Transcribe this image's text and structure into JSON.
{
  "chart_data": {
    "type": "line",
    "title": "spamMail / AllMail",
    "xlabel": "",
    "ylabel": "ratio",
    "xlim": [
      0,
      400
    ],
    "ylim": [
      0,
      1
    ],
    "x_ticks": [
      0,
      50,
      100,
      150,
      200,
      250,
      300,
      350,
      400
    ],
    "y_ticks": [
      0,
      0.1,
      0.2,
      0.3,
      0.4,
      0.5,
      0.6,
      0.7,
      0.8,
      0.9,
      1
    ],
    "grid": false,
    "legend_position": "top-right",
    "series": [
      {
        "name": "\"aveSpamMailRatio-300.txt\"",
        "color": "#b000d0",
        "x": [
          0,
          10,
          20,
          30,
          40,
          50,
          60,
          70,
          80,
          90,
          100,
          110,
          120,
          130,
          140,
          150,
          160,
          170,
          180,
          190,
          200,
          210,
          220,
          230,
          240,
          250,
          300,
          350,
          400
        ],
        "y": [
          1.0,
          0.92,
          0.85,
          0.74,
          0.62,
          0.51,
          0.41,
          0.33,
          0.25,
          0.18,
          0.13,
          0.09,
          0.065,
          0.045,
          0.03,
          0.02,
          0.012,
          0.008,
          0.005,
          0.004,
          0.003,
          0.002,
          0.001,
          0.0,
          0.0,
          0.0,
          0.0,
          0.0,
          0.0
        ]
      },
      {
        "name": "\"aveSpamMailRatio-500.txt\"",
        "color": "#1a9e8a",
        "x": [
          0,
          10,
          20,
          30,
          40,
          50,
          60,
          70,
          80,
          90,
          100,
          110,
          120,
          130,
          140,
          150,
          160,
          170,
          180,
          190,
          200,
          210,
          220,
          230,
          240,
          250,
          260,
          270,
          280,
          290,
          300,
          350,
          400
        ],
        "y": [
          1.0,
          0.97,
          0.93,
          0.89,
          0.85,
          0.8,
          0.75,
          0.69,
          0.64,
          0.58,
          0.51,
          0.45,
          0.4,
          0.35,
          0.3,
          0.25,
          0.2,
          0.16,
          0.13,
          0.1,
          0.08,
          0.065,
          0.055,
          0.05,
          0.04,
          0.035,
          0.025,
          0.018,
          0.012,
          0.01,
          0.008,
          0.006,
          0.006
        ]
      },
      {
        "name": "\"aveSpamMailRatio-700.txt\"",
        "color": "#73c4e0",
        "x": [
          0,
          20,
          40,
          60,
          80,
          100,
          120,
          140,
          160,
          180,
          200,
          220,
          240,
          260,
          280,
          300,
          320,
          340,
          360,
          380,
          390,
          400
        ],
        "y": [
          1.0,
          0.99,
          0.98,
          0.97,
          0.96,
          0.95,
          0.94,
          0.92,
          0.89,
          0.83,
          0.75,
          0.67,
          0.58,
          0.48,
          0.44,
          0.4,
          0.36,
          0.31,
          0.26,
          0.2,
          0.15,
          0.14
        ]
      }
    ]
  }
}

---*---

### Instruction
Output the full listing exactly as it stands.

### Response
Transcribe this image's text and structure into JSON.
{
  "chart_data": {
    "type": "line",
    "title": "spamMail / AllMail",
    "xlabel": "",
    "ylabel": "ratio",
    "xlim": [
      0,
      400
    ],
    "ylim": [
      0,
      1
    ],
    "x_ticks": [
      0,
      50,
      100,
      150,
      200,
      250,
      300,
      350,
      400
    ],
    "y_ticks": [
      0,
      0.1,
      0.2,
      0.3,
      0.4,
      0.5,
      0.6,
      0.7,
      0.8,
      0.9,
      1
    ],
    "grid": false,
    "legend_position": "top-right",
    "series": [
      {
        "name": "\"aveSpamMailRatio-300.txt\"",
        "color": "#b000d0",
        "x": [
          0,
          10,
          20,
          30,
          40,
          50,
          60,
          70,
          80,
          90,
          100,
          110,
          120,
          130,
          140,
          150,
          160,
          170,
          180,
          190,
          200,
          210,
          220,
          230,
          240,
          250,
          300,
          350,
          400
        ],
        "y": [
          1.0,
          0.92,
          0.85,
          0.74,
          0.62,
          0.51,
          0.41,
          0.33,
          0.25,
          0.18,
          0.13,
          0.09,
          0.065,
          0.045,
          0.03,
          0.02,
          0.012,
          0.008,
          0.005,
          0.004,
          0.003,
          0.002,
          0.001,
          0.0,
          0.0,
          0.0,
          0.0,
          0.0,
          0.0
        ]
      },
      {
        "name": "\"aveSpamMailRatio-500.txt\"",
        "color": "#1a9e8a",
        "x": [
          0,
          10,
          20,
          30,
          40,
          50,
          60,
          70,
          80,
          90,
          100,
          110,
          120,
          130,
          140,
          150,
          160,
          170,
          180,
          190,
          200,
          210,
          220,
          230,
          240,
          250,
          260,
          270,
          280,
          290,
          300,
          350,
          400
        ],
        "y": [
          1.0,
          0.97,
          0.93,
          0.89,
          0.85,
          0.8,
          0.75,
          0.69,
          0.64,
          0.58,
          0.51,
          0.45,
          0.4,
          0.35,
          0.3,
          0.25,
          0.2,
          0.16,
          0.13,
          0.1,
          0.08,
          0.065,
          0.055,
          0.05,
          0.04,
          0.035,
          0.025,
          0.018,
          0.012,
          0.01,
          0.008,
          0.006,
          0.006
        ]
      },
      {
        "name": "\"aveSpamMailRatio-700.txt\"",
        "color": "#73c4e0",
        "x": [
          0,
          20,
          40,
          60,
          80,
          100,
          120,
          140,
          160,
          180,
          200,
          220,
          240,
          260,
          280,
          300,
          320,
          340,
          360,
          380,
          390,
          400
        ],
        "y": [
          1.0,
          0.99,
          0.98,
          0.97,
          0.96,
          0.95,
          0.94,
          0.92,
          0.89,
          0.83,
          0.75,
          0.67,
          0.58,
          0.48,
          0.44,
          0.4,
          0.36,
          0.31,
          0.26,
          0.2,
          0.15,
          0.14
        ]
      }
    ]
  }
}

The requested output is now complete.